"""

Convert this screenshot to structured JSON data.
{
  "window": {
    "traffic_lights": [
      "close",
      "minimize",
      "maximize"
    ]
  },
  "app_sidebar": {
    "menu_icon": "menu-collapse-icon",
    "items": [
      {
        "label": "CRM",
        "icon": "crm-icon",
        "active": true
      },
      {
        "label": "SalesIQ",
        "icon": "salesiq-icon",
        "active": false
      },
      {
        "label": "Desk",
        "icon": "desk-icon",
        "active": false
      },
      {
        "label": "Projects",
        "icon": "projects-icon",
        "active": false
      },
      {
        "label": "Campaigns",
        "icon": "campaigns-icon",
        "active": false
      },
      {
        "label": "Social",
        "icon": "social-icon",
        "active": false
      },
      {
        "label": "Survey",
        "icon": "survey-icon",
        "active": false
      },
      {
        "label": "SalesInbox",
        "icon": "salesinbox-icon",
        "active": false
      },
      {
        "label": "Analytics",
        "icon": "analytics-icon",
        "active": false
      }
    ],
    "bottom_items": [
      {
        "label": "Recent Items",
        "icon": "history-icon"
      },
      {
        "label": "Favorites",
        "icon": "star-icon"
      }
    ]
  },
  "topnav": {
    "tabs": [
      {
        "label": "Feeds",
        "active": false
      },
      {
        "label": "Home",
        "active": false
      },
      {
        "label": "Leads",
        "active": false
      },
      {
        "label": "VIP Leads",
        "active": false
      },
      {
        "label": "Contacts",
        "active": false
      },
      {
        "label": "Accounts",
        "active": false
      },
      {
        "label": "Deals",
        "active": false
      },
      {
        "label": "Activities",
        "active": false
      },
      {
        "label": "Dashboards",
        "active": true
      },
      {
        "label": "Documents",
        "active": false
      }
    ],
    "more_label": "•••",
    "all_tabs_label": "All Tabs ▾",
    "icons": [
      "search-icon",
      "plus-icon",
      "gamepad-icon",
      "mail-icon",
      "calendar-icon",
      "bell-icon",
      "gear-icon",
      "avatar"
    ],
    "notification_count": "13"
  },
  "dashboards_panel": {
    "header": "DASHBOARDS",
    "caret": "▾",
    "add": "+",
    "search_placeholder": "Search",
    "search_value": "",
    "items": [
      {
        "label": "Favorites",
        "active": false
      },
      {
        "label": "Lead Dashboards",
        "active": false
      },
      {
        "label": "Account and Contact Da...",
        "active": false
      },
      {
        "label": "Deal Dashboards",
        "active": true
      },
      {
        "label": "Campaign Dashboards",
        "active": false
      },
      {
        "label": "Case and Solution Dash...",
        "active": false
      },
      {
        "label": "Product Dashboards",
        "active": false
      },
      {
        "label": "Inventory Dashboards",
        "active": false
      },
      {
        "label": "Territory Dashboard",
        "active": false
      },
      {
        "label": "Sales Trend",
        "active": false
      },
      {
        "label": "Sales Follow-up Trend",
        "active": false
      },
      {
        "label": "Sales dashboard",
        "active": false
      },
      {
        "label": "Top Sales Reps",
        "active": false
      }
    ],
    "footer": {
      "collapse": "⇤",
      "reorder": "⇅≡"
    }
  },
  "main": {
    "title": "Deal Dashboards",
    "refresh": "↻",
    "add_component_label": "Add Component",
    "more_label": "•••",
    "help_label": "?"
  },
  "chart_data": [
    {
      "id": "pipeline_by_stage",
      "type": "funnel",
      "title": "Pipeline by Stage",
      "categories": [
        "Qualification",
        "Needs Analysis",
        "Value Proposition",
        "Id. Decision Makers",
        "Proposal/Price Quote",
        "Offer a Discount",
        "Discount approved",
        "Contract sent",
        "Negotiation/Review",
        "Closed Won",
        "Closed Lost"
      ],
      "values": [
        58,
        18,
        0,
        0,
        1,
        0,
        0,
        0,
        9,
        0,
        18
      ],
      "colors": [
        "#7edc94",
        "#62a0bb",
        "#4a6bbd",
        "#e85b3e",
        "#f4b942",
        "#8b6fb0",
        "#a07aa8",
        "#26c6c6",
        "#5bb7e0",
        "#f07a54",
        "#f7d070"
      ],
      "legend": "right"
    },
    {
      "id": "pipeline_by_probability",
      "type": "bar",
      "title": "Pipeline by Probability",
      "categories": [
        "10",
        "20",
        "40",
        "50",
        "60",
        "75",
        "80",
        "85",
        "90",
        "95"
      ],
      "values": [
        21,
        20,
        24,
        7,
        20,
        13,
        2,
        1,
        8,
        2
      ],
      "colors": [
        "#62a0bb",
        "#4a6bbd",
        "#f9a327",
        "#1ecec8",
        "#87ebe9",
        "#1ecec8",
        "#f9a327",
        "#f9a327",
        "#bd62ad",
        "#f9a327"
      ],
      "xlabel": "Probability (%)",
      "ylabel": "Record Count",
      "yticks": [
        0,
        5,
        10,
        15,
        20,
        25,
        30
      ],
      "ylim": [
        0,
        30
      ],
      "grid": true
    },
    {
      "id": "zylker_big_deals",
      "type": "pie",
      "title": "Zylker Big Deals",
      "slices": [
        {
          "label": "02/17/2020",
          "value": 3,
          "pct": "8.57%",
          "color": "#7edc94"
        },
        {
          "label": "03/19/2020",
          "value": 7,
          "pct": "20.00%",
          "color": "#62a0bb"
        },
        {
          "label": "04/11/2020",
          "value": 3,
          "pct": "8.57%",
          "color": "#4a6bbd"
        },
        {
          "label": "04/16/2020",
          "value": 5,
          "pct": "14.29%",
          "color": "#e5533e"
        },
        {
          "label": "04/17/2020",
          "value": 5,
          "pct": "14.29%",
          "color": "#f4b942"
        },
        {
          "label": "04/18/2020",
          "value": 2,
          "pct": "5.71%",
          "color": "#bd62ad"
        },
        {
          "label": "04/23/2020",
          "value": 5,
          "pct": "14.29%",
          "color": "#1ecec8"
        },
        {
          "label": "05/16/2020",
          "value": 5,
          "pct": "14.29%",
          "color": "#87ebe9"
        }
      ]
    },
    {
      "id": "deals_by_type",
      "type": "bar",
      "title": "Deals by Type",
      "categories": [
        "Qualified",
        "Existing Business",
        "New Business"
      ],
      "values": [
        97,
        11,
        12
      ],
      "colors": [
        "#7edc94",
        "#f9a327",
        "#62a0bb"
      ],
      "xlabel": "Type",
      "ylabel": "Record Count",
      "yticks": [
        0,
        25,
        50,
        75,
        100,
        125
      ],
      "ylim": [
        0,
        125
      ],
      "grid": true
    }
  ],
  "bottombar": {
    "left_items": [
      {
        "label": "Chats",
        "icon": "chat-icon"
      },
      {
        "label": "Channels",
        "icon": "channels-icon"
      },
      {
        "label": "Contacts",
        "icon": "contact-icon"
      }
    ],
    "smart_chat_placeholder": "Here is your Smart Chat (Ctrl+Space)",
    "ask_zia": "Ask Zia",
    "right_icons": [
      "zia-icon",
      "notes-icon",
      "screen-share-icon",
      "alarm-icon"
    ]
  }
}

"""

Task description =
Repeat the listing above without any change.

Written answer =
Convert this screenshot to structured JSON data.
{
  "window": {
    "traffic_lights": [
      "close",
      "minimize",
      "maximize"
    ]
  },
  "app_sidebar": {
    "menu_icon": "menu-collapse-icon",
    "items": [
      {
        "label": "CRM",
        "icon": "crm-icon",
        "active": true
      },
      {
        "label": "SalesIQ",
        "icon": "salesiq-icon",
        "active": false
      },
      {
        "label": "Desk",
        "icon": "desk-icon",
        "active": false
      },
      {
        "label": "Projects",
        "icon": "projects-icon",
        "active": false
      },
      {
        "label": "Campaigns",
        "icon": "campaigns-icon",
        "active": false
      },
      {
        "label": "Social",
        "icon": "social-icon",
        "active": false
      },
      {
        "label": "Survey",
        "icon": "survey-icon",
        "active": false
      },
      {
        "label": "SalesInbox",
        "icon": "salesinbox-icon",
        "active": false
      },
      {
        "label": "Analytics",
        "icon": "analytics-icon",
        "active": false
      }
    ],
    "bottom_items": [
      {
        "label": "Recent Items",
        "icon": "history-icon"
      },
      {
        "label": "Favorites",
        "icon": "star-icon"
      }
    ]
  },
  "topnav": {
    "tabs": [
      {
        "label": "Feeds",
        "active": false
      },
      {
        "label": "Home",
        "active": false
      },
      {
        "label": "Leads",
        "active": false
      },
      {
        "label": "VIP Leads",
        "active": false
      },
      {
        "label": "Contacts",
        "active": false
      },
      {
        "label": "Accounts",
        "active": false
      },
      {
        "label": "Deals",
        "active": false
      },
      {
        "label": "Activities",
        "active": false
      },
      {
        "label": "Dashboards",
        "active": true
      },
      {
        "label": "Documents",
        "active": false
      }
    ],
    "more_label": "•••",
    "all_tabs_label": "All Tabs ▾",
    "icons": [
      "search-icon",
      "plus-icon",
      "gamepad-icon",
      "mail-icon",
      "calendar-icon",
      "bell-icon",
      "gear-icon",
      "avatar"
    ],
    "notification_count": "13"
  },
  "dashboards_panel": {
    "header": "DASHBOARDS",
    "caret": "▾",
    "add": "+",
    "search_placeholder": "Search",
    "search_value": "",
    "items": [
      {
        "label": "Favorites",
        "active": false
      },
      {
        "label": "Lead Dashboards",
        "active": false
      },
      {
        "label": "Account and Contact Da...",
        "active": false
      },
      {
        "label": "Deal Dashboards",
        "active": true
      },
      {
        "label": "Campaign Dashboards",
        "active": false
      },
      {
        "label": "Case and Solution Dash...",
        "active": false
      },
      {
        "label": "Product Dashboards",
        "active": false
      },
      {
        "label": "Inventory Dashboards",
        "active": false
      },
      {
        "label": "Territory Dashboard",
        "active": false
      },
      {
        "label": "Sales Trend",
        "active": false
      },
      {
        "label": "Sales Follow-up Trend",
        "active": false
      },
      {
        "label": "Sales dashboard",
        "active": false
      },
      {
        "label": "Top Sales Reps",
        "active": false
      }
    ],
    "footer": {
      "collapse": "⇤",
      "reorder": "⇅≡"
    }
  },
  "main": {
    "title": "Deal Dashboards",
    "refresh": "↻",
    "add_component_label": "Add Component",
    "more_label": "•••",
    "help_label": "?"
  },
  "chart_data": [
    {
      "id": "pipeline_by_stage",
      "type": "funnel",
      "title": "Pipeline by Stage",
      "categories": [
        "Qualification",
        "Needs Analysis",
        "Value Proposition",
        "Id. Decision Makers",
        "Proposal/Price Quote",
        "Offer a Discount",
        "Discount approved",
        "Contract sent",
        "Negotiation/Review",
        "Closed Won",
        "Closed Lost"
      ],
      "values": [
        58,
        18,
        0,
        0,
        1,
        0,
        0,
        0,
        9,
        0,
        18
      ],
      "colors": [
        "#7edc94",
        "#62a0bb",
        "#4a6bbd",
        "#e85b3e",
        "#f4b942",
        "#8b6fb0",
        "#a07aa8",
        "#26c6c6",
        "#5bb7e0",
        "#f07a54",
        "#f7d070"
      ],
      "legend": "right"
    },
    {
      "id": "pipeline_by_probability",
      "type": "bar",
      "title": "Pipeline by Probability",
      "categories": [
        "10",
        "20",
        "40",
        "50",
        "60",
        "75",
        "80",
        "85",
        "90",
        "95"
      ],
      "values": [
        21,
        20,
        24,
        7,
        20,
        13,
        2,
        1,
        8,
        2
      ],
      "colors": [
        "#62a0bb",
        "#4a6bbd",
        "#f9a327",
        "#1ecec8",
        "#87ebe9",
        "#1ecec8",
        "#f9a327",
        "#f9a327",
        "#bd62ad",
        "#f9a327"
      ],
      "xlabel": "Probability (%)",
      "ylabel": "Record Count",
      "yticks": [
        0,
        5,
        10,
        15,
        20,
        25,
        30
      ],
      "ylim": [
        0,
        30
      ],
      "grid": true
    },
    {
      "id": "zylker_big_deals",
      "type": "pie",
      "title": "Zylker Big Deals",
      "slices": [
        {
          "label": "02/17/2020",
          "value": 3,
          "pct": "8.57%",
          "color": "#7edc94"
        },
        {
          "label": "03/19/2020",
          "value": 7,
          "pct": "20.00%",
          "color": "#62a0bb"
        },
        {
          "label": "04/11/2020",
          "value": 3,
          "pct": "8.57%",
          "color": "#4a6bbd"
        },
        {
          "label": "04/16/2020",
          "value": 5,
          "pct": "14.29%",
          "color": "#e5533e"
        },
        {
          "label": "04/17/2020",
          "value": 5,
          "pct": "14.29%",
          "color": "#f4b942"
        },
        {
          "label": "04/18/2020",
          "value": 2,
          "pct": "5.71%",
          "color": "#bd62ad"
        },
        {
          "label": "04/23/2020",
          "value": 5,
          "pct": "14.29%",
          "color": "#1ecec8"
        },
        {
          "label": "05/16/2020",
          "value": 5,
          "pct": "14.29%",
          "color": "#87ebe9"
        }
      ]
    },
    {
      "id": "deals_by_type",
      "type": "bar",
      "title": "Deals by Type",
      "categories": [
        "Qualified",
        "Existing Business",
        "New Business"
      ],
      "values": [
        97,
        11,
        12
      ],
      "colors": [
        "#7edc94",
        "#f9a327",
        "#62a0bb"
      ],
      "xlabel": "Type",
      "ylabel": "Record Count",
      "yticks": [
        0,
        25,
        50,
        75,
        100,
        125
      ],
      "ylim": [
        0,
        125
      ],
      "grid": true
    }
  ],
  "bottombar": {
    "left_items": [
      {
        "label": "Chats",
        "icon": "chat-icon"
      },
      {
        "label": "Channels",
        "icon": "channels-icon"
      },
      {
        "label": "Contacts",
        "icon": "contact-icon"
      }
    ],
    "smart_chat_placeholder": "Here is your Smart Chat (Ctrl+Space)",
    "ask_zia": "Ask Zia",
    "right_icons": [
      "zia-icon",
      "notes-icon",
      "screen-share-icon",
      "alarm-icon"
    ]
  }
}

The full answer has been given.